PROMPT: Render the material again word for word, skipping the pictures in it.

DATA SUPPLIED:
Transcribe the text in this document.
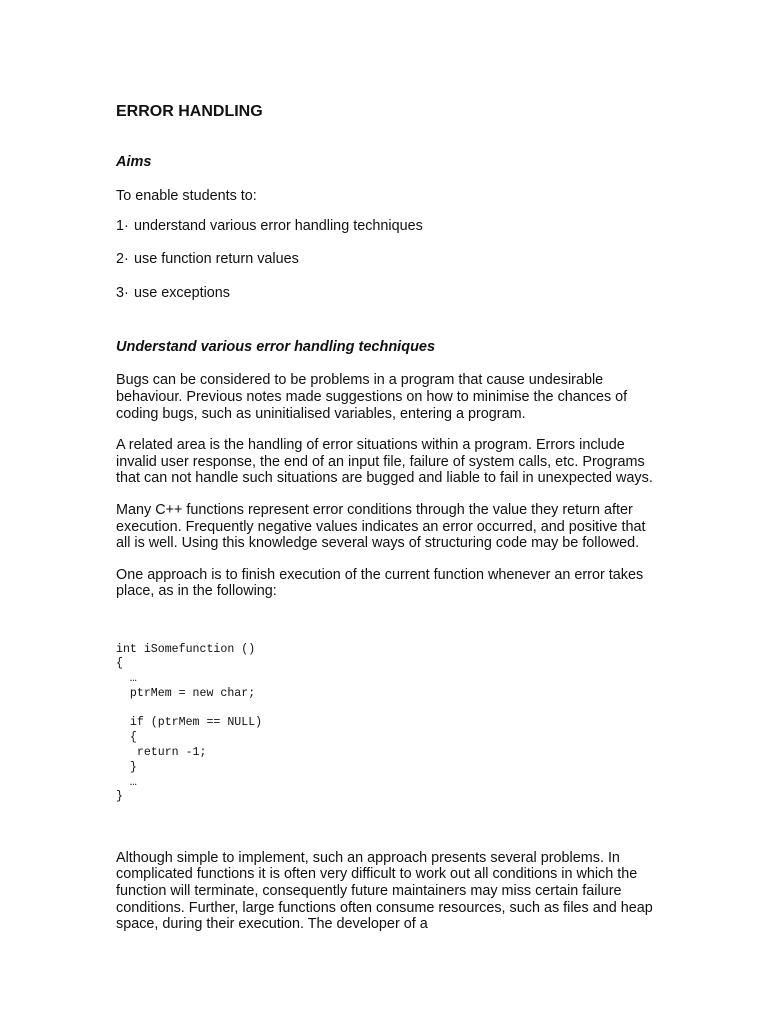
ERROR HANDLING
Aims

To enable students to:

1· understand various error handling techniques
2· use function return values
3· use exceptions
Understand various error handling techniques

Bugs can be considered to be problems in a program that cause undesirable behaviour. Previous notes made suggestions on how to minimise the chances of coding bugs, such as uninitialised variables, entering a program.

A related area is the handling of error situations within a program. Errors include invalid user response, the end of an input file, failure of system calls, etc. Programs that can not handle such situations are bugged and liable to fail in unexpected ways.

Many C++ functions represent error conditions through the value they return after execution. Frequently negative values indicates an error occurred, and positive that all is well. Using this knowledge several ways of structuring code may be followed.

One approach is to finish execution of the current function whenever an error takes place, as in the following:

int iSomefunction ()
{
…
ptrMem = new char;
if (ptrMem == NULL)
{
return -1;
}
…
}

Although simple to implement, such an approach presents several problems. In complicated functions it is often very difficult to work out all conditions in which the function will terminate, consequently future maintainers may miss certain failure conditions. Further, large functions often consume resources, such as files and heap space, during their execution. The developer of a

FINAL ANSWER:
Transcribe the text in this document.
ERROR HANDLING
Aims

To enable students to:

1· understand various error handling techniques
2· use function return values
3· use exceptions
Understand various error handling techniques

Bugs can be considered to be problems in a program that cause undesirable behaviour. Previous notes made suggestions on how to minimise the chances of coding bugs, such as uninitialised variables, entering a program.

A related area is the handling of error situations within a program. Errors include invalid user response, the end of an input file, failure of system calls, etc. Programs that can not handle such situations are bugged and liable to fail in unexpected ways.

Many C++ functions represent error conditions through the value they return after execution. Frequently negative values indicates an error occurred, and positive that all is well. Using this knowledge several ways of structuring code may be followed.

One approach is to finish execution of the current function whenever an error takes place, as in the following:

int iSomefunction ()
{
…
ptrMem = new char;
if (ptrMem == NULL)
{
return -1;
}
…
}

Although simple to implement, such an approach presents several problems. In complicated functions it is often very difficult to work out all conditions in which the function will terminate, consequently future maintainers may miss certain failure conditions. Further, large functions often consume resources, such as files and heap space, during their execution. The developer of a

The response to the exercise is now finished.